WORK TO BE COMPLETED - Transcribe all of the data exactly. Omit the pictures.
--- DATA SHOWN ---
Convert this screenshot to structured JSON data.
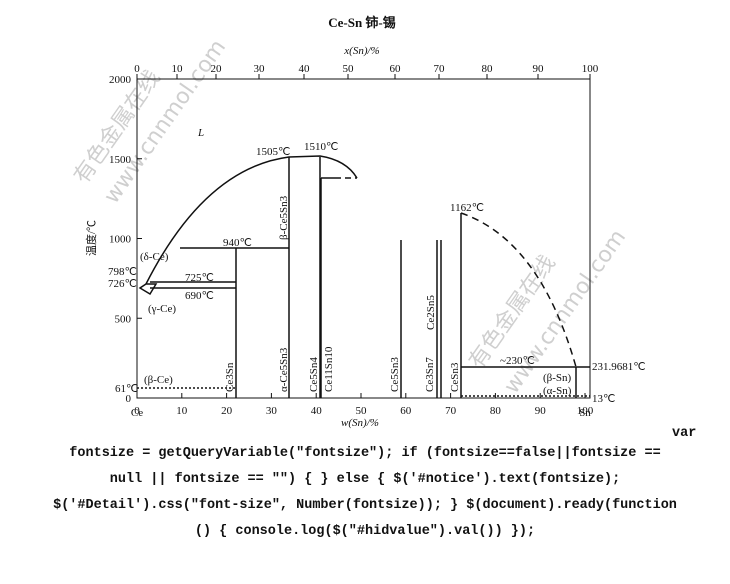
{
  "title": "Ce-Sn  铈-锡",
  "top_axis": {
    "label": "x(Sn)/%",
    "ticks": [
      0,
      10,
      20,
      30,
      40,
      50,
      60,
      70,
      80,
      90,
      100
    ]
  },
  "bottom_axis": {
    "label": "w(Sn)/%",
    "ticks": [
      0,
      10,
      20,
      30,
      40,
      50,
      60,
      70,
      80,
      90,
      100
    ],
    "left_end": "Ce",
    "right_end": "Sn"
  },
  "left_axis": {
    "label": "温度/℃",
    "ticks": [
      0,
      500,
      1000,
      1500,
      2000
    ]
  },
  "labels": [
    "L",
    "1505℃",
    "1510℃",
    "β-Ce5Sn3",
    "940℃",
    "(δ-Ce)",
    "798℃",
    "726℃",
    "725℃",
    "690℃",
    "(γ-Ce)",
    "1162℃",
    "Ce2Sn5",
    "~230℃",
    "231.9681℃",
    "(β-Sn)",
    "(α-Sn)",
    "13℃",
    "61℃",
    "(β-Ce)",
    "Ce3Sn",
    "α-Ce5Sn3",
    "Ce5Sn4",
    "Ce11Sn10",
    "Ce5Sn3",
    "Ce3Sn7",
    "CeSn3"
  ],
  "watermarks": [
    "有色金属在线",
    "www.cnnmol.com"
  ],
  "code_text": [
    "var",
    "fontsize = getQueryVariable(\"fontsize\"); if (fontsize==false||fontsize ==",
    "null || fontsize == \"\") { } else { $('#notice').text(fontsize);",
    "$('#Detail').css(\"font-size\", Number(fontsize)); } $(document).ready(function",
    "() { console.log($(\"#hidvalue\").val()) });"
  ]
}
---
SOLUTION BELOW -
Convert this screenshot to structured JSON data.
{
  "title": "Ce-Sn  铈-锡",
  "top_axis": {
    "label": "x(Sn)/%",
    "ticks": [
      0,
      10,
      20,
      30,
      40,
      50,
      60,
      70,
      80,
      90,
      100
    ]
  },
  "bottom_axis": {
    "label": "w(Sn)/%",
    "ticks": [
      0,
      10,
      20,
      30,
      40,
      50,
      60,
      70,
      80,
      90,
      100
    ],
    "left_end": "Ce",
    "right_end": "Sn"
  },
  "left_axis": {
    "label": "温度/℃",
    "ticks": [
      0,
      500,
      1000,
      1500,
      2000
    ]
  },
  "labels": [
    "L",
    "1505℃",
    "1510℃",
    "β-Ce5Sn3",
    "940℃",
    "(δ-Ce)",
    "798℃",
    "726℃",
    "725℃",
    "690℃",
    "(γ-Ce)",
    "1162℃",
    "Ce2Sn5",
    "~230℃",
    "231.9681℃",
    "(β-Sn)",
    "(α-Sn)",
    "13℃",
    "61℃",
    "(β-Ce)",
    "Ce3Sn",
    "α-Ce5Sn3",
    "Ce5Sn4",
    "Ce11Sn10",
    "Ce5Sn3",
    "Ce3Sn7",
    "CeSn3"
  ],
  "watermarks": [
    "有色金属在线",
    "www.cnnmol.com"
  ],
  "code_text": [
    "var",
    "fontsize = getQueryVariable(\"fontsize\"); if (fontsize==false||fontsize ==",
    "null || fontsize == \"\") { } else { $('#notice').text(fontsize);",
    "$('#Detail').css(\"font-size\", Number(fontsize)); } $(document).ready(function",
    "() { console.log($(\"#hidvalue\").val()) });"
  ]
}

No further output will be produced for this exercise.